Exercise directions:
Each entry has to be copied exactly, with nothing missed.

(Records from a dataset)

++++

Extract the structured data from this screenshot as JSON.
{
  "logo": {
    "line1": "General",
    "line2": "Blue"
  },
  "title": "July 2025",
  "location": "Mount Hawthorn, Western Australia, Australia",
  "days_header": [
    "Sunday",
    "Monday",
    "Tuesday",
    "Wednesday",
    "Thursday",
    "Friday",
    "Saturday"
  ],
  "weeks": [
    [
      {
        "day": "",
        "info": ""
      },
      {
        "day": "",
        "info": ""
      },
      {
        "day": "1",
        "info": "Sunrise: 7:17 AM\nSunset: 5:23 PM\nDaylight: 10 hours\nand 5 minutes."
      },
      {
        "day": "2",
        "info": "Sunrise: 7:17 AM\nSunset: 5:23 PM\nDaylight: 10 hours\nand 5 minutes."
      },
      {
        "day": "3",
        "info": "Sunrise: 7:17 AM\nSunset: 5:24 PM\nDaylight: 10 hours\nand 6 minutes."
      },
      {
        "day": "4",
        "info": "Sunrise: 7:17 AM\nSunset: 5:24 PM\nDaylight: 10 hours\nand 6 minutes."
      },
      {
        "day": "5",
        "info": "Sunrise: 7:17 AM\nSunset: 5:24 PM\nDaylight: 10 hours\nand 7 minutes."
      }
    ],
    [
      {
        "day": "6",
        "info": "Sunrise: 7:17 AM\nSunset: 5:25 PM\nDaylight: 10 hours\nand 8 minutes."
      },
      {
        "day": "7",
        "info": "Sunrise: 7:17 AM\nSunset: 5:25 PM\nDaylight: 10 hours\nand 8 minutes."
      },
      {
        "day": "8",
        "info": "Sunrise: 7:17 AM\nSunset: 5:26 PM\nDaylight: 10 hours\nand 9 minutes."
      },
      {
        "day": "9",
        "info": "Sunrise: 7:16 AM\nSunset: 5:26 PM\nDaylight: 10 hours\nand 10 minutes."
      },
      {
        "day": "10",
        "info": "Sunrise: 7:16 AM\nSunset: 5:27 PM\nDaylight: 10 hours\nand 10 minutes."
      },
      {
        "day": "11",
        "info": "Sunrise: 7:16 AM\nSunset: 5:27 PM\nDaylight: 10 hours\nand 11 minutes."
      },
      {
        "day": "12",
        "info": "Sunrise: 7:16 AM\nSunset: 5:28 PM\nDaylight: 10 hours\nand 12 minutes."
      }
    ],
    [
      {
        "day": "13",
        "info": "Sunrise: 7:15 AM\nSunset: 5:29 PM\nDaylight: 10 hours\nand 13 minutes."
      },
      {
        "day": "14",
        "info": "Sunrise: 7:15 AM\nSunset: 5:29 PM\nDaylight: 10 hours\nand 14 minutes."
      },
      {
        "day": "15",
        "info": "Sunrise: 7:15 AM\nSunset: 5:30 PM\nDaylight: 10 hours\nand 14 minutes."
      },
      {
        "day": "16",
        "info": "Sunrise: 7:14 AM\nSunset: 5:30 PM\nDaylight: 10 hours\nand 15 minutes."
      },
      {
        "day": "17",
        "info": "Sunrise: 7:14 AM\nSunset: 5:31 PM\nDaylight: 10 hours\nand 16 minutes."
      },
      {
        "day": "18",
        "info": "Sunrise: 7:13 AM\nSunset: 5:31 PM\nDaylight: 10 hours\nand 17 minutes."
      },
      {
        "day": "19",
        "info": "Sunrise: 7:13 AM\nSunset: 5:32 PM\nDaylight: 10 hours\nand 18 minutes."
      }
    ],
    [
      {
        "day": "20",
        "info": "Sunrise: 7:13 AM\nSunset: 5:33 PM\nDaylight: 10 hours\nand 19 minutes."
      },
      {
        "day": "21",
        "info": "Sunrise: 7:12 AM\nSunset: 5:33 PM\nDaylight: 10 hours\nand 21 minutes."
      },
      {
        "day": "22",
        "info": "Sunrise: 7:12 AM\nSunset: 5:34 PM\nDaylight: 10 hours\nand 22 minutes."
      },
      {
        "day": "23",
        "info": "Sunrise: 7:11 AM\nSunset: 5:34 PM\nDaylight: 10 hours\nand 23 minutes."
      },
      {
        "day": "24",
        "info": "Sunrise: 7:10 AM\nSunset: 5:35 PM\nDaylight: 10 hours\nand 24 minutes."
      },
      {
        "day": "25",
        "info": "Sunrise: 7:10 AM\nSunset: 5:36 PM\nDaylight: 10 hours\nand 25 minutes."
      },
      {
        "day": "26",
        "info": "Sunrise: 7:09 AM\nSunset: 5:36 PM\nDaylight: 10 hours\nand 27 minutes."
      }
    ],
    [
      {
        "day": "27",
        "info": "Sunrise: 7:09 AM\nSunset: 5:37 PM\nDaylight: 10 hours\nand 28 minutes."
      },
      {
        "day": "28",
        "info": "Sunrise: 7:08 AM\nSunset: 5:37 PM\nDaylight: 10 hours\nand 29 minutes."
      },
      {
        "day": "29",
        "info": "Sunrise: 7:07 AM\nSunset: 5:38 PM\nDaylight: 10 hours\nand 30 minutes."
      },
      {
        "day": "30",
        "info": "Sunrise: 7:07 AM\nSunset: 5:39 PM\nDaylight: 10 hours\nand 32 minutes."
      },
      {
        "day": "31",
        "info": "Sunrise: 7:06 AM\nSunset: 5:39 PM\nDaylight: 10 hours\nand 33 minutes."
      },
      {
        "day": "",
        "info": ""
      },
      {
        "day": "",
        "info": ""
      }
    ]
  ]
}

++++

Response for this exercise:
Extract the structured data from this screenshot as JSON.
{
  "logo": {
    "line1": "General",
    "line2": "Blue"
  },
  "title": "July 2025",
  "location": "Mount Hawthorn, Western Australia, Australia",
  "days_header": [
    "Sunday",
    "Monday",
    "Tuesday",
    "Wednesday",
    "Thursday",
    "Friday",
    "Saturday"
  ],
  "weeks": [
    [
      {
        "day": "",
        "info": ""
      },
      {
        "day": "",
        "info": ""
      },
      {
        "day": "1",
        "info": "Sunrise: 7:17 AM\nSunset: 5:23 PM\nDaylight: 10 hours\nand 5 minutes."
      },
      {
        "day": "2",
        "info": "Sunrise: 7:17 AM\nSunset: 5:23 PM\nDaylight: 10 hours\nand 5 minutes."
      },
      {
        "day": "3",
        "info": "Sunrise: 7:17 AM\nSunset: 5:24 PM\nDaylight: 10 hours\nand 6 minutes."
      },
      {
        "day": "4",
        "info": "Sunrise: 7:17 AM\nSunset: 5:24 PM\nDaylight: 10 hours\nand 6 minutes."
      },
      {
        "day": "5",
        "info": "Sunrise: 7:17 AM\nSunset: 5:24 PM\nDaylight: 10 hours\nand 7 minutes."
      }
    ],
    [
      {
        "day": "6",
        "info": "Sunrise: 7:17 AM\nSunset: 5:25 PM\nDaylight: 10 hours\nand 8 minutes."
      },
      {
        "day": "7",
        "info": "Sunrise: 7:17 AM\nSunset: 5:25 PM\nDaylight: 10 hours\nand 8 minutes."
      },
      {
        "day": "8",
        "info": "Sunrise: 7:17 AM\nSunset: 5:26 PM\nDaylight: 10 hours\nand 9 minutes."
      },
      {
        "day": "9",
        "info": "Sunrise: 7:16 AM\nSunset: 5:26 PM\nDaylight: 10 hours\nand 10 minutes."
      },
      {
        "day": "10",
        "info": "Sunrise: 7:16 AM\nSunset: 5:27 PM\nDaylight: 10 hours\nand 10 minutes."
      },
      {
        "day": "11",
        "info": "Sunrise: 7:16 AM\nSunset: 5:27 PM\nDaylight: 10 hours\nand 11 minutes."
      },
      {
        "day": "12",
        "info": "Sunrise: 7:16 AM\nSunset: 5:28 PM\nDaylight: 10 hours\nand 12 minutes."
      }
    ],
    [
      {
        "day": "13",
        "info": "Sunrise: 7:15 AM\nSunset: 5:29 PM\nDaylight: 10 hours\nand 13 minutes."
      },
      {
        "day": "14",
        "info": "Sunrise: 7:15 AM\nSunset: 5:29 PM\nDaylight: 10 hours\nand 14 minutes."
      },
      {
        "day": "15",
        "info": "Sunrise: 7:15 AM\nSunset: 5:30 PM\nDaylight: 10 hours\nand 14 minutes."
      },
      {
        "day": "16",
        "info": "Sunrise: 7:14 AM\nSunset: 5:30 PM\nDaylight: 10 hours\nand 15 minutes."
      },
      {
        "day": "17",
        "info": "Sunrise: 7:14 AM\nSunset: 5:31 PM\nDaylight: 10 hours\nand 16 minutes."
      },
      {
        "day": "18",
        "info": "Sunrise: 7:13 AM\nSunset: 5:31 PM\nDaylight: 10 hours\nand 17 minutes."
      },
      {
        "day": "19",
        "info": "Sunrise: 7:13 AM\nSunset: 5:32 PM\nDaylight: 10 hours\nand 18 minutes."
      }
    ],
    [
      {
        "day": "20",
        "info": "Sunrise: 7:13 AM\nSunset: 5:33 PM\nDaylight: 10 hours\nand 19 minutes."
      },
      {
        "day": "21",
        "info": "Sunrise: 7:12 AM\nSunset: 5:33 PM\nDaylight: 10 hours\nand 21 minutes."
      },
      {
        "day": "22",
        "info": "Sunrise: 7:12 AM\nSunset: 5:34 PM\nDaylight: 10 hours\nand 22 minutes."
      },
      {
        "day": "23",
        "info": "Sunrise: 7:11 AM\nSunset: 5:34 PM\nDaylight: 10 hours\nand 23 minutes."
      },
      {
        "day": "24",
        "info": "Sunrise: 7:10 AM\nSunset: 5:35 PM\nDaylight: 10 hours\nand 24 minutes."
      },
      {
        "day": "25",
        "info": "Sunrise: 7:10 AM\nSunset: 5:36 PM\nDaylight: 10 hours\nand 25 minutes."
      },
      {
        "day": "26",
        "info": "Sunrise: 7:09 AM\nSunset: 5:36 PM\nDaylight: 10 hours\nand 27 minutes."
      }
    ],
    [
      {
        "day": "27",
        "info": "Sunrise: 7:09 AM\nSunset: 5:37 PM\nDaylight: 10 hours\nand 28 minutes."
      },
      {
        "day": "28",
        "info": "Sunrise: 7:08 AM\nSunset: 5:37 PM\nDaylight: 10 hours\nand 29 minutes."
      },
      {
        "day": "29",
        "info": "Sunrise: 7:07 AM\nSunset: 5:38 PM\nDaylight: 10 hours\nand 30 minutes."
      },
      {
        "day": "30",
        "info": "Sunrise: 7:07 AM\nSunset: 5:39 PM\nDaylight: 10 hours\nand 32 minutes."
      },
      {
        "day": "31",
        "info": "Sunrise: 7:06 AM\nSunset: 5:39 PM\nDaylight: 10 hours\nand 33 minutes."
      },
      {
        "day": "",
        "info": ""
      },
      {
        "day": "",
        "info": ""
      }
    ]
  ]
}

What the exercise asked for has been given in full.